__Records shown__.
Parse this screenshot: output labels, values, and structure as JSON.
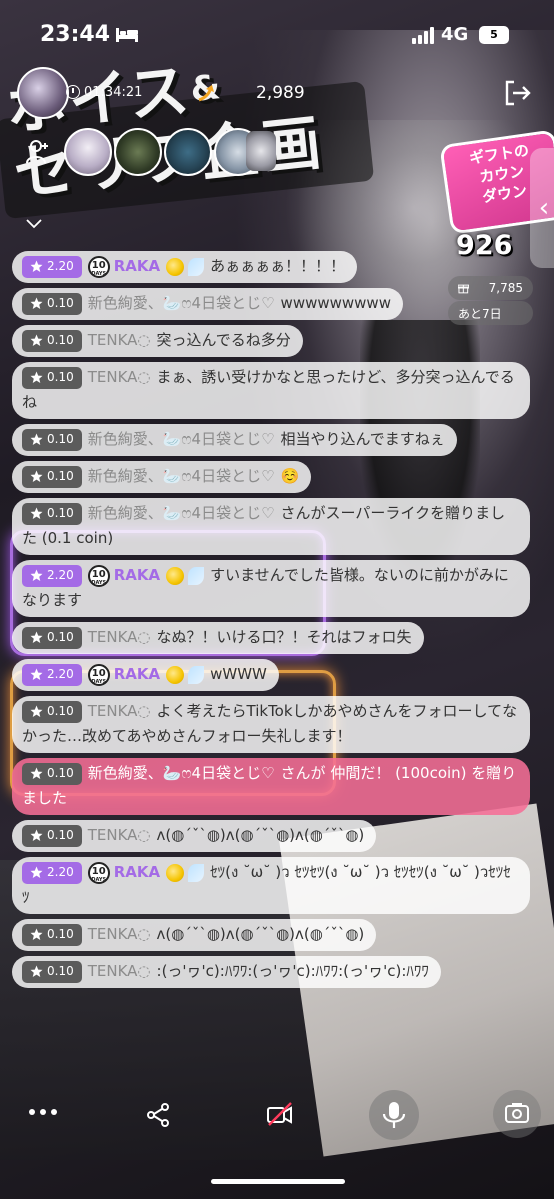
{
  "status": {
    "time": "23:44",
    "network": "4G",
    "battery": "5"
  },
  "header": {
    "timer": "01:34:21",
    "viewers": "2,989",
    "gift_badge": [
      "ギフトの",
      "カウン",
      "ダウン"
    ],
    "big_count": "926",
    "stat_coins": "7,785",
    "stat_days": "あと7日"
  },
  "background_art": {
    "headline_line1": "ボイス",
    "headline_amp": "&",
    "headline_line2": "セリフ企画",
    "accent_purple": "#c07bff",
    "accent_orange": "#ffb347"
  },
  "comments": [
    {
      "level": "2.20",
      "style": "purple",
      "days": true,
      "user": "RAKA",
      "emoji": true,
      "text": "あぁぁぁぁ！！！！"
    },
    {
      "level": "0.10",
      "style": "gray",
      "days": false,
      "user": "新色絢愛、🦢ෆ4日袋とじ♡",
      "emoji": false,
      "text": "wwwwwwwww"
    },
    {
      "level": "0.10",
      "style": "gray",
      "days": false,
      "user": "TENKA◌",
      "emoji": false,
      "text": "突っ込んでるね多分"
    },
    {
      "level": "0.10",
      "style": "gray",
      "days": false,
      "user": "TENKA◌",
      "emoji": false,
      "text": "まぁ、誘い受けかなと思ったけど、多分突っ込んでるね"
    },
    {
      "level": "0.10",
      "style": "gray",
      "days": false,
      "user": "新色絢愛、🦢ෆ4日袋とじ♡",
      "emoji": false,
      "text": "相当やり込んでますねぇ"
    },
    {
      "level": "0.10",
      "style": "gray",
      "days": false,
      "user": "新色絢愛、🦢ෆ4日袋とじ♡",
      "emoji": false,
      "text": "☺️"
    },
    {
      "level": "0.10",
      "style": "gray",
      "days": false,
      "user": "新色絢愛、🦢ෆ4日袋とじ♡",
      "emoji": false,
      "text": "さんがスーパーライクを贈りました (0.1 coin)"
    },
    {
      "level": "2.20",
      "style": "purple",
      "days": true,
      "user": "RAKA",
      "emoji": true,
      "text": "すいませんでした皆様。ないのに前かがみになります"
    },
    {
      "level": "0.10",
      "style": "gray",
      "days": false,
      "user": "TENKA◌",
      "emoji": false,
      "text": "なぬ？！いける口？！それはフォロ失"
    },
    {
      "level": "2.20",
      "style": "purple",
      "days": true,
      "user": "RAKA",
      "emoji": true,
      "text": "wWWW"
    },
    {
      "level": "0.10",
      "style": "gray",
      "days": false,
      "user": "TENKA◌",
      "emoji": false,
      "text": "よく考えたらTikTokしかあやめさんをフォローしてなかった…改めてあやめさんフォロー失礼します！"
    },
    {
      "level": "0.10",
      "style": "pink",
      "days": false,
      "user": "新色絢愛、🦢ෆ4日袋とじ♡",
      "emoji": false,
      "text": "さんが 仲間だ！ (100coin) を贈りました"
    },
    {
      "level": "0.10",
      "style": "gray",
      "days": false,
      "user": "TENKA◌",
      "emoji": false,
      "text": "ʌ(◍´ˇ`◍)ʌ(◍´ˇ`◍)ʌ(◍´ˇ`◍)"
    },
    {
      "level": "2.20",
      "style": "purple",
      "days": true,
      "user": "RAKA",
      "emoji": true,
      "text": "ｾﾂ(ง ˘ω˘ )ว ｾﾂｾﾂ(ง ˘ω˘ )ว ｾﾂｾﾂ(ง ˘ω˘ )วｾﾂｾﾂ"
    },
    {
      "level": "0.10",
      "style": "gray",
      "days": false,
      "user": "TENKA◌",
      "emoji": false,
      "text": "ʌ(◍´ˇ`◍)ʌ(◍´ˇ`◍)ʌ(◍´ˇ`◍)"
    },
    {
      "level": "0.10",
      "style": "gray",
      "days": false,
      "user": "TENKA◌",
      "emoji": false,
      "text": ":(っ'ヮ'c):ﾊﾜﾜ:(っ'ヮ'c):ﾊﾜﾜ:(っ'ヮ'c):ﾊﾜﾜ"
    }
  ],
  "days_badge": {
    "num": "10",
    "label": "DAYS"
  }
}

--

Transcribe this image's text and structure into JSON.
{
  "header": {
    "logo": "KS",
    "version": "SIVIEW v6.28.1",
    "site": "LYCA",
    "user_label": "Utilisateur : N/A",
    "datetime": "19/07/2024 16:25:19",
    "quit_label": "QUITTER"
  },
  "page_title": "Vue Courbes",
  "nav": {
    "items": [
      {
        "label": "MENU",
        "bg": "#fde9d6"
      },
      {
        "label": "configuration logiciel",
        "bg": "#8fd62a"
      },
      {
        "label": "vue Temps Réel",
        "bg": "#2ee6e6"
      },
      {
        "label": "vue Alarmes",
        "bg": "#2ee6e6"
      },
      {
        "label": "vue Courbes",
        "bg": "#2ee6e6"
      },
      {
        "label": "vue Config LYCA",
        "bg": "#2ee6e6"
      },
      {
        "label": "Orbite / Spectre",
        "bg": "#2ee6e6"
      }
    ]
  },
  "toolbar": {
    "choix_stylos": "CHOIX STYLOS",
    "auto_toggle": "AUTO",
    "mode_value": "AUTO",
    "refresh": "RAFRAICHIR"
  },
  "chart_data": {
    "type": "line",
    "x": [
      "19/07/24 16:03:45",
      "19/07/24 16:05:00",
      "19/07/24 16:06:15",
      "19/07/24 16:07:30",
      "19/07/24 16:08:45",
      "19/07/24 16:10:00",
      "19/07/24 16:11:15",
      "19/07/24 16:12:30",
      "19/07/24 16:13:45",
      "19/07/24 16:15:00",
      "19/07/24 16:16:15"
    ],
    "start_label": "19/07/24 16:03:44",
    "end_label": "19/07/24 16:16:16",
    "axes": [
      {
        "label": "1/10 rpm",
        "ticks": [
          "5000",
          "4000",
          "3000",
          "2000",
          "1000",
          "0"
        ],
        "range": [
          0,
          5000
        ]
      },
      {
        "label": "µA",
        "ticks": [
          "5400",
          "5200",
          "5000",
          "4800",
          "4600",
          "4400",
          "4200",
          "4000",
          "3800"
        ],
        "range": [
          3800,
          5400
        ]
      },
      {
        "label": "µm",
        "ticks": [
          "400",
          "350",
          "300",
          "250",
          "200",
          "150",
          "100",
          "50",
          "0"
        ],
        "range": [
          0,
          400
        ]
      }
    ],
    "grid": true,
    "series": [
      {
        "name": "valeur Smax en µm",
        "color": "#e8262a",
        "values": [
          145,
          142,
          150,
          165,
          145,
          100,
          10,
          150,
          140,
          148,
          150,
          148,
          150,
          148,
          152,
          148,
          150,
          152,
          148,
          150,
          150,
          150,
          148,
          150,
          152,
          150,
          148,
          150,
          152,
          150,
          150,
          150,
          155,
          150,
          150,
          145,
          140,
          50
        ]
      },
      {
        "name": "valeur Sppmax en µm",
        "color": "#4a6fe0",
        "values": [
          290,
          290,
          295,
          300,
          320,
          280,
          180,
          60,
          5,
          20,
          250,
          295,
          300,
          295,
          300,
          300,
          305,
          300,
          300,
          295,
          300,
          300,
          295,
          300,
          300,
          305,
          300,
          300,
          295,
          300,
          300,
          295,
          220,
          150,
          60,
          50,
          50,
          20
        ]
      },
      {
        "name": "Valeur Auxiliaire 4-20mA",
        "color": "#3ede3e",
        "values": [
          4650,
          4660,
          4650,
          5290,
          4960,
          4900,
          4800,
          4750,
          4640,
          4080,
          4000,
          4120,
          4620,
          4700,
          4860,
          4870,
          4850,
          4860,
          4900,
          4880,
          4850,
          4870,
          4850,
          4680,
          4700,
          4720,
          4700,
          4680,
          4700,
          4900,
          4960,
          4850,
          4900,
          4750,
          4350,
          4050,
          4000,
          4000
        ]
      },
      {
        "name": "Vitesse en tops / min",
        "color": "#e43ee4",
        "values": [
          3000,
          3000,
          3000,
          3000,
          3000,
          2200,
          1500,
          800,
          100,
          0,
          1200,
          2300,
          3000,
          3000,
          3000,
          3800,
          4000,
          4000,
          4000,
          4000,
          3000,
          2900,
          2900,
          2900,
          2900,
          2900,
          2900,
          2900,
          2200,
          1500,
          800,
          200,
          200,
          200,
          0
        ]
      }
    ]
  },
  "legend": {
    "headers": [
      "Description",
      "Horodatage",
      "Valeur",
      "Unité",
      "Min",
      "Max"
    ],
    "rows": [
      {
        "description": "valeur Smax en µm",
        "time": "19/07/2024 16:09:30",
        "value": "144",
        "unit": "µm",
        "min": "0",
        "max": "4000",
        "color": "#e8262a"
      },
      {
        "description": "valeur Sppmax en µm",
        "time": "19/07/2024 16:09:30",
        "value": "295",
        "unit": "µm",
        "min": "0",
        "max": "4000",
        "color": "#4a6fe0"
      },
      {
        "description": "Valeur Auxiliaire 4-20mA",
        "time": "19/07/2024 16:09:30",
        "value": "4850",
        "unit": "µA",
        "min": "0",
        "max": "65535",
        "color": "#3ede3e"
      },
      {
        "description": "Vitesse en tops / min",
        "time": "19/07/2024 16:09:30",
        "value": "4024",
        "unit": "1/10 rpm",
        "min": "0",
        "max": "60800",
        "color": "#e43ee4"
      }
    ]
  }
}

__Exercise brief__. Copy every line that contains the string "Courbes".

__Reply to the task__.
  "page_title": "Vue Courbes",
        "label": "vue Courbes",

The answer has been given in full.